[start Extract to read]

A few words concerning the religious situation on the occupied territories of Eastern Ukraine. It’s been often overlooked, so I want to share my assessment of the religious war in Donbas.
1. Believers and clergy of all denominations including the Ukrainian Orthodox Church (Moscow Patriarchate) suffer from the actions of separatists and Russian military aggression in Donbas. The reason is simple enough – all fall under attack! Church temples, synagogues and mosques are destroyed. Priests and believers die from bullets, despite of their denomination or canonical position. It can be briefly described as real war…
2. But Evangelical Christians, Orthodox of the Kyivan Patriarchate, Greek Catholics and Roman Catholics have become a particular target for militants of the self-proclaimed Donetsk People’s Republic (DNR) and Luhansk People’s Republic (LNR). After all, separatists have adopted not only Russian heavy war equipment, but also religious and geopolitical concept of the Russian World, developed in Moscow. Then came the illegal armed unit Russian Orthodox Army, and the DNR “Constitution” confirmed the rejection of religious freedom in favor of the Russian Orthodox Church of the Moscow Patriarchate, as a result a religious terror began.
Finally, there was the murder of pastor’s two sons and two deacons from the Transfiguration Church in Slavyansk. Purposeful abduction of pastors and priests, their cruel interrogations with tortures and beatings. General occupancy of the temples and prayer houses of the Evangelical Christians and other religions, not related to the Moscow Patriarchate.
3. The current religious persecution in Donbas is an odd phenomenon for the Donetsk region and for Ukraine in general. Hundreds of religious communities of different Orthodox jurisdictions, Evangelical denominations, Jews, Muslims, Buddhists and Hare Krishna communities coexisted in these territories for decades before the military conflict and Russian aggression.
For example, according to official statistics of the Ministry of Culture of Ukraine, at the beginning of 2014 there were 1,797 religious organizations in the Donetsk region. Among these, 762 Communities of the Ukrainian Orthodox Church (Moscow Patriarchate), 366 Evangelical Christian Churches (Pentecostals, Charismatics, and others.), 186 Christian Baptist Churches, 86 of the Kyivan Patriarchate, 83 Communities of the Jehovah’s Witnesses, 49 Churches of Adventist Christians, 38 Muslim communities, 36 Greek-Catholic parishes, 19 Jewish communities, 14 Catholic parishes, 14 Buddhist communities, 8 societies for Hare Krishna and others.

[end Extract to read]
[start Stored rows]

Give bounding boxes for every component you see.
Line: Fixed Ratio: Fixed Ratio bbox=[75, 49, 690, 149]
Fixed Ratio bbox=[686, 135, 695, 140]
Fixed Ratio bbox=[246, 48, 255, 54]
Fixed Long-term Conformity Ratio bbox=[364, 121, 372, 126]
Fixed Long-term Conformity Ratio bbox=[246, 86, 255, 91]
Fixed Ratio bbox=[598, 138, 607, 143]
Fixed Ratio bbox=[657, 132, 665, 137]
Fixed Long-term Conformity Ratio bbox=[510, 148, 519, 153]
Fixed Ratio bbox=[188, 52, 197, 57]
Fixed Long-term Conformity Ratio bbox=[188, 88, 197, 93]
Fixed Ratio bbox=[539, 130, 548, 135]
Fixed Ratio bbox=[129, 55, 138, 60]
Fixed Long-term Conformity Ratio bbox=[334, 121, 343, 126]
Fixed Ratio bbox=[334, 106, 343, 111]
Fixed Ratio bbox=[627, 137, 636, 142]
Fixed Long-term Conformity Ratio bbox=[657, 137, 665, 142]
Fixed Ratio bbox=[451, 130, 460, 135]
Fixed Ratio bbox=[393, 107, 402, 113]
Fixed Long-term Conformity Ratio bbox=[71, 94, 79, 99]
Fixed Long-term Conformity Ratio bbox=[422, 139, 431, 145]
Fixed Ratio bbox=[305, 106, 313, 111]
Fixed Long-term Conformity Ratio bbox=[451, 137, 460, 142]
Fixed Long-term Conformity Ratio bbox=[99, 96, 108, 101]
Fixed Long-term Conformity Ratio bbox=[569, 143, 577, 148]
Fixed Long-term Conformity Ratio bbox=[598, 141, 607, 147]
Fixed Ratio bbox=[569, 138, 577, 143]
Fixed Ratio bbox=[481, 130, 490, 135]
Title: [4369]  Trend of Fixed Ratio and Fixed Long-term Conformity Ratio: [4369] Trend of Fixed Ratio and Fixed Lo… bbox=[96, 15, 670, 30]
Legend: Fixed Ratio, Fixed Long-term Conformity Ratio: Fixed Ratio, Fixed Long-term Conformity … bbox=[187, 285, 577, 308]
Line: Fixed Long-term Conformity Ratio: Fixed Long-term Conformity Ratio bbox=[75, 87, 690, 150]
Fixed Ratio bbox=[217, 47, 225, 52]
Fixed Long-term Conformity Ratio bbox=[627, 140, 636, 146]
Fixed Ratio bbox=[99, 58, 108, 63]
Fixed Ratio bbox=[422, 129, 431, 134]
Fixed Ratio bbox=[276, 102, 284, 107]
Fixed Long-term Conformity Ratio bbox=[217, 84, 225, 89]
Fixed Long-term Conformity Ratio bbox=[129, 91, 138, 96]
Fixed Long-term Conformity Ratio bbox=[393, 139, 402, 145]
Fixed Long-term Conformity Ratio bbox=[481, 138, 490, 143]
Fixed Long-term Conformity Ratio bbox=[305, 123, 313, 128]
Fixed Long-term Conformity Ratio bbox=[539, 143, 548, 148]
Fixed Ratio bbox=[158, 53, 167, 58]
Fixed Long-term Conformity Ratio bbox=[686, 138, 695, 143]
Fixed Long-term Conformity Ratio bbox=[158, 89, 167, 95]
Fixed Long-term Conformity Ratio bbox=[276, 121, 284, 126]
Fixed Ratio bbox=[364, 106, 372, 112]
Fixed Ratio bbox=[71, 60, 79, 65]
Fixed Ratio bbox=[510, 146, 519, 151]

[end Stored rows]

> _Jobs_:
1. According to the piece on religious persecution in Donbas, how many religious organizations did official statistics count in the Donetsk region at the beginning of 2014?
2. Please explain in one to three sentences why, according to the piece on religious persecution in Donbas, Evangelical Christians, Kyivan Patriarchate Orthodox, Greek Catholics and Roman Catholics became a particular target for DNR and LNR militants.
3. Continue the piece on religious persecution in Donbas, picking up after its list of religious organizations in the Donetsk region.

> _Answers_:
1. 1,797 religious organizations.

2. The separatists adopted the religious and geopolitical concept of the Russian World, developed in Moscow, along with Russian heavy war equipment. After the illegal Russian Orthodox Army unit appeared and the DNR "Constitution" rejected religious freedom in favor of the Russian Orthodox Church of the Moscow Patriarchate, a religious terror began against other churches.

3.
4. Ideologists and producers of the Russian occupation of the Crimea and Eastern Ukraine have artificially built in religious hidden motives in the bloody picture of the events in Donbas. As a result, separatists began to explain their riots and religious intolerance to all dissenters as the struggle for the Russian Orthodox faith. Taking into consideration that the Ukrainian Orthodox Church (Moscow Patriarchate) in Donbas has always been the dominant religion, the separatists’ excuses that they took up arms to defend against an expansion of sects, Catholics and Greek-Catholics from the West sound ridiculous.
5. Long silence of the Moscow Patriarchate’s representatives in Kyiv and Moscow concerning the terror in Donbas, the concept of the Russian World taken by separatists as the basis and creation of the Russian Orthodox Army as result directed all the negative of Ukrainian citizens straight at the entire church structure of the Moscow Patriarchate, including parishes in Ukraine.
For some, such a change of public opinion was the reason for the series of initiatives to change the canonical jurisdiction of the Orthodox communities of the Ukrainian Orthodox Church (Moscow Patriarchate) in different regions of Ukraine in favor of the Kyivan Patriarchate. But if such transitions are accompanied by pressure from politicians or local businessmen, civil servants or priests, they only inflame the hearth of the interchurch conflict that must be avoided.
For many years, Ukraine had a high level of religious freedom, religious diversity and tolerance among different religions. And we all need to make every effort to preserve and increase it. Especially there, where praying and attending places of worship have become life-threatening.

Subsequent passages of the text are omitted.